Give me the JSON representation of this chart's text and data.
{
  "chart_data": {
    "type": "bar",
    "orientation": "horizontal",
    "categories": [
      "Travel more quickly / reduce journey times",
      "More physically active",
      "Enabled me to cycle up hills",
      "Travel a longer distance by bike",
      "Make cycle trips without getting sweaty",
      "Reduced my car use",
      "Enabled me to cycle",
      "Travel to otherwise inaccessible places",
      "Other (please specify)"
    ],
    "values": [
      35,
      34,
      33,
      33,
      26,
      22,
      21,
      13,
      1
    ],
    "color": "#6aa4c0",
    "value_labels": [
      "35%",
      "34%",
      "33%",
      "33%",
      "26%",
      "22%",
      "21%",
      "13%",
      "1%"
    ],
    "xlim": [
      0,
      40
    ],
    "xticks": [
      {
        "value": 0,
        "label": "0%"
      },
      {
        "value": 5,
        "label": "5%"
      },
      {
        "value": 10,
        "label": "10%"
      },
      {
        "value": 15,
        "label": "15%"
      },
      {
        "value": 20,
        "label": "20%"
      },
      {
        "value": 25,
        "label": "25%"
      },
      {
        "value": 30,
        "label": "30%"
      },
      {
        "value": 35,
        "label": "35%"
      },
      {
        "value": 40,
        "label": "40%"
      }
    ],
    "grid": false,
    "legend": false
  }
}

**Goal of the exercise**
Reproduce each record shown above without altering a single word.

**Solved problem**
Give me the JSON representation of this chart's text and data.
{
  "chart_data": {
    "type": "bar",
    "orientation": "horizontal",
    "categories": [
      "Travel more quickly / reduce journey times",
      "More physically active",
      "Enabled me to cycle up hills",
      "Travel a longer distance by bike",
      "Make cycle trips without getting sweaty",
      "Reduced my car use",
      "Enabled me to cycle",
      "Travel to otherwise inaccessible places",
      "Other (please specify)"
    ],
    "values": [
      35,
      34,
      33,
      33,
      26,
      22,
      21,
      13,
      1
    ],
    "color": "#6aa4c0",
    "value_labels": [
      "35%",
      "34%",
      "33%",
      "33%",
      "26%",
      "22%",
      "21%",
      "13%",
      "1%"
    ],
    "xlim": [
      0,
      40
    ],
    "xticks": [
      {
        "value": 0,
        "label": "0%"
      },
      {
        "value": 5,
        "label": "5%"
      },
      {
        "value": 10,
        "label": "10%"
      },
      {
        "value": 15,
        "label": "15%"
      },
      {
        "value": 20,
        "label": "20%"
      },
      {
        "value": 25,
        "label": "25%"
      },
      {
        "value": 30,
        "label": "30%"
      },
      {
        "value": 35,
        "label": "35%"
      },
      {
        "value": 40,
        "label": "40%"
      }
    ],
    "grid": false,
    "legend": false
  }
}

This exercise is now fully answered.